■ **Aim of the task**
Print every line of the listing exactly, please.

Stored data
★ ★ ★ ★ ★ ★ ★

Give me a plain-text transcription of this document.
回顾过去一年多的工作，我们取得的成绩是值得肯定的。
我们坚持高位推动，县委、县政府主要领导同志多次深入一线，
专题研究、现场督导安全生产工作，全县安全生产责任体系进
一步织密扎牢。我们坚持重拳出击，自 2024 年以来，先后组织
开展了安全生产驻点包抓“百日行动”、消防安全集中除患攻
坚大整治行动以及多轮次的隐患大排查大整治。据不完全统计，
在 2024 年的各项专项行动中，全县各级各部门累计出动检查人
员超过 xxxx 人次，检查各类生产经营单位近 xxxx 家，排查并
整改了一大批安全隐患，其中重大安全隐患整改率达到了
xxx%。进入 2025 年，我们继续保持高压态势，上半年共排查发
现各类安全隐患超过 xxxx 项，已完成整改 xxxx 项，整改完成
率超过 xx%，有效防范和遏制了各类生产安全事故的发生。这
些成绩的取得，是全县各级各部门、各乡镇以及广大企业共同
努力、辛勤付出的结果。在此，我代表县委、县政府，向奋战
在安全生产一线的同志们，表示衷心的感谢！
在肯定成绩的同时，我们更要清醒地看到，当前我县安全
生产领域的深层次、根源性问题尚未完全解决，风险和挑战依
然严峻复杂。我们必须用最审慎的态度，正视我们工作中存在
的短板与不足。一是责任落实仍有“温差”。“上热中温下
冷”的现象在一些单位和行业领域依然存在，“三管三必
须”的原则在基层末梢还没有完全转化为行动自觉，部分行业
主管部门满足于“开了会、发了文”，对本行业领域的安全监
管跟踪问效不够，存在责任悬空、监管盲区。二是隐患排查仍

★ ★ ★ ★ ★ ★ ★

■ **Solution to the exercise**
Give me a plain-text transcription of this document.
回顾过去一年多的工作，我们取得的成绩是值得肯定的。
我们坚持高位推动，县委、县政府主要领导同志多次深入一线，
专题研究、现场督导安全生产工作，全县安全生产责任体系进
一步织密扎牢。我们坚持重拳出击，自 2024 年以来，先后组织
开展了安全生产驻点包抓“百日行动”、消防安全集中除患攻
坚大整治行动以及多轮次的隐患大排查大整治。据不完全统计，
在 2024 年的各项专项行动中，全县各级各部门累计出动检查人
员超过 xxxx 人次，检查各类生产经营单位近 xxxx 家，排查并
整改了一大批安全隐患，其中重大安全隐患整改率达到了
xxx%。进入 2025 年，我们继续保持高压态势，上半年共排查发
现各类安全隐患超过 xxxx 项，已完成整改 xxxx 项，整改完成
率超过 xx%，有效防范和遏制了各类生产安全事故的发生。这
些成绩的取得，是全县各级各部门、各乡镇以及广大企业共同
努力、辛勤付出的结果。在此，我代表县委、县政府，向奋战
在安全生产一线的同志们，表示衷心的感谢！
在肯定成绩的同时，我们更要清醒地看到，当前我县安全
生产领域的深层次、根源性问题尚未完全解决，风险和挑战依
然严峻复杂。我们必须用最审慎的态度，正视我们工作中存在
的短板与不足。一是责任落实仍有“温差”。“上热中温下
冷”的现象在一些单位和行业领域依然存在，“三管三必
须”的原则在基层末梢还没有完全转化为行动自觉，部分行业
主管部门满足于“开了会、发了文”，对本行业领域的安全监
管跟踪问效不够，存在责任悬空、监管盲区。二是隐患排查仍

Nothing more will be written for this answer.